[Layout records]
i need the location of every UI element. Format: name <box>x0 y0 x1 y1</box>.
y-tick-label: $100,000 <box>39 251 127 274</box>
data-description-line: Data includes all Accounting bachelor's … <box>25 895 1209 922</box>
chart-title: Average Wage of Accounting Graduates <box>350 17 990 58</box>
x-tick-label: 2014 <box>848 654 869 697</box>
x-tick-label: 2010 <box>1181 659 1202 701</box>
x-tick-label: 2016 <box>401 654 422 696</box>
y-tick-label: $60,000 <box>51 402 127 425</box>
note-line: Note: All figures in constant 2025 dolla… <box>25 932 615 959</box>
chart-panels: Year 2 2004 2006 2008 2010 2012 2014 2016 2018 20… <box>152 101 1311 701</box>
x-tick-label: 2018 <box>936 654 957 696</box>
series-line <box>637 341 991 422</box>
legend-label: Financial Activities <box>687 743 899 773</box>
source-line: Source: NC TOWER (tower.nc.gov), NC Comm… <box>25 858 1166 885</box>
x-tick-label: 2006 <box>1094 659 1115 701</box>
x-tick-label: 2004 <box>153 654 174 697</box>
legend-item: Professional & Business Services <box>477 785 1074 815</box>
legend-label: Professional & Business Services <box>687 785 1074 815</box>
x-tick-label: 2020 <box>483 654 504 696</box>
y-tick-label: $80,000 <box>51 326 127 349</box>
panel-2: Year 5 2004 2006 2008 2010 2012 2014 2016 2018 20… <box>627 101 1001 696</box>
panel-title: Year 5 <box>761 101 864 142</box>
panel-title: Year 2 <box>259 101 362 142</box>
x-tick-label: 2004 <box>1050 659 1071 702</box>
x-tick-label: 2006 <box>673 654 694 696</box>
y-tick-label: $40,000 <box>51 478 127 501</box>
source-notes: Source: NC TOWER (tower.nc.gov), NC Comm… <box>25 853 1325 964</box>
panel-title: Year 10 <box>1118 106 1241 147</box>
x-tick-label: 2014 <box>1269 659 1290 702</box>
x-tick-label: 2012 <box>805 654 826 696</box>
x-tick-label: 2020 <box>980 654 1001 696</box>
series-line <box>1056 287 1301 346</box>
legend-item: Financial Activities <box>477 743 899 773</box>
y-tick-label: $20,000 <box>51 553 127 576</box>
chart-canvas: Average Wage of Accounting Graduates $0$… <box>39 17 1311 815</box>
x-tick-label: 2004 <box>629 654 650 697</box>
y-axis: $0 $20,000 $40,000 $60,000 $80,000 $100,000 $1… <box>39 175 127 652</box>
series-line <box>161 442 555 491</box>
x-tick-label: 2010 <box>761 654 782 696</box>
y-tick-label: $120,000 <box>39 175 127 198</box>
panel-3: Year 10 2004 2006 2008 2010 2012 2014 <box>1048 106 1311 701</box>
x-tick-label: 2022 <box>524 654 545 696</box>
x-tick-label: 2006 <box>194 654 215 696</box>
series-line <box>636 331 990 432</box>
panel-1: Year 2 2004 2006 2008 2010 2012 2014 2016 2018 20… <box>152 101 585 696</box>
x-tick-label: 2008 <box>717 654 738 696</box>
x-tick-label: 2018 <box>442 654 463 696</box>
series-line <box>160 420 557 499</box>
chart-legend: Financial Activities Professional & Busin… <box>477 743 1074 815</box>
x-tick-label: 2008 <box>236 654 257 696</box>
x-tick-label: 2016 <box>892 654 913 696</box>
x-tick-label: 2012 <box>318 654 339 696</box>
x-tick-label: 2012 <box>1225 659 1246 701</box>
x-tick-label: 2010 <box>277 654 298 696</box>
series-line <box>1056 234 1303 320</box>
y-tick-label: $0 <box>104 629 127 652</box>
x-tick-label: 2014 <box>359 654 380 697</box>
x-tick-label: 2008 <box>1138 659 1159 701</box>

# Problem statement
Return every line above unchanged.

# Task response
i need the location of every UI element. Format: name <box>x0 y0 x1 y1</box>.
y-tick-label: $100,000 <box>39 251 127 274</box>
data-description-line: Data includes all Accounting bachelor's … <box>25 895 1209 922</box>
chart-title: Average Wage of Accounting Graduates <box>350 17 990 58</box>
x-tick-label: 2014 <box>848 654 869 697</box>
x-tick-label: 2010 <box>1181 659 1202 701</box>
x-tick-label: 2016 <box>401 654 422 696</box>
y-tick-label: $60,000 <box>51 402 127 425</box>
note-line: Note: All figures in constant 2025 dolla… <box>25 932 615 959</box>
chart-panels: Year 2 2004 2006 2008 2010 2012 2014 2016 2018 20… <box>152 101 1311 701</box>
x-tick-label: 2018 <box>936 654 957 696</box>
series-line <box>637 341 991 422</box>
legend-label: Financial Activities <box>687 743 899 773</box>
source-line: Source: NC TOWER (tower.nc.gov), NC Comm… <box>25 858 1166 885</box>
x-tick-label: 2006 <box>1094 659 1115 701</box>
x-tick-label: 2004 <box>153 654 174 697</box>
legend-item: Professional & Business Services <box>477 785 1074 815</box>
legend-label: Professional & Business Services <box>687 785 1074 815</box>
x-tick-label: 2020 <box>483 654 504 696</box>
y-tick-label: $80,000 <box>51 326 127 349</box>
panel-2: Year 5 2004 2006 2008 2010 2012 2014 2016 2018 20… <box>627 101 1001 696</box>
panel-title: Year 5 <box>761 101 864 142</box>
panel-title: Year 2 <box>259 101 362 142</box>
x-tick-label: 2004 <box>1050 659 1071 702</box>
x-tick-label: 2006 <box>673 654 694 696</box>
y-tick-label: $40,000 <box>51 478 127 501</box>
source-notes: Source: NC TOWER (tower.nc.gov), NC Comm… <box>25 853 1325 964</box>
panel-title: Year 10 <box>1118 106 1241 147</box>
x-tick-label: 2014 <box>1269 659 1290 702</box>
x-tick-label: 2012 <box>805 654 826 696</box>
x-tick-label: 2020 <box>980 654 1001 696</box>
series-line <box>1056 287 1301 346</box>
legend-item: Financial Activities <box>477 743 899 773</box>
y-tick-label: $20,000 <box>51 553 127 576</box>
chart-canvas: Average Wage of Accounting Graduates $0$… <box>39 17 1311 815</box>
x-tick-label: 2004 <box>629 654 650 697</box>
y-axis: $0 $20,000 $40,000 $60,000 $80,000 $100,000 $1… <box>39 175 127 652</box>
series-line <box>161 442 555 491</box>
x-tick-label: 2010 <box>761 654 782 696</box>
y-tick-label: $120,000 <box>39 175 127 198</box>
panel-3: Year 10 2004 2006 2008 2010 2012 2014 <box>1048 106 1311 701</box>
x-tick-label: 2022 <box>524 654 545 696</box>
x-tick-label: 2006 <box>194 654 215 696</box>
series-line <box>636 331 990 432</box>
panel-1: Year 2 2004 2006 2008 2010 2012 2014 2016 2018 20… <box>152 101 585 696</box>
x-tick-label: 2008 <box>717 654 738 696</box>
x-tick-label: 2018 <box>442 654 463 696</box>
series-line <box>160 420 557 499</box>
chart-legend: Financial Activities Professional & Busin… <box>477 743 1074 815</box>
x-tick-label: 2008 <box>236 654 257 696</box>
x-tick-label: 2016 <box>892 654 913 696</box>
x-tick-label: 2012 <box>318 654 339 696</box>
x-tick-label: 2012 <box>1225 659 1246 701</box>
x-tick-label: 2010 <box>277 654 298 696</box>
series-line <box>1056 234 1303 320</box>
y-tick-label: $0 <box>104 629 127 652</box>
x-tick-label: 2014 <box>359 654 380 697</box>
x-tick-label: 2008 <box>1138 659 1159 701</box>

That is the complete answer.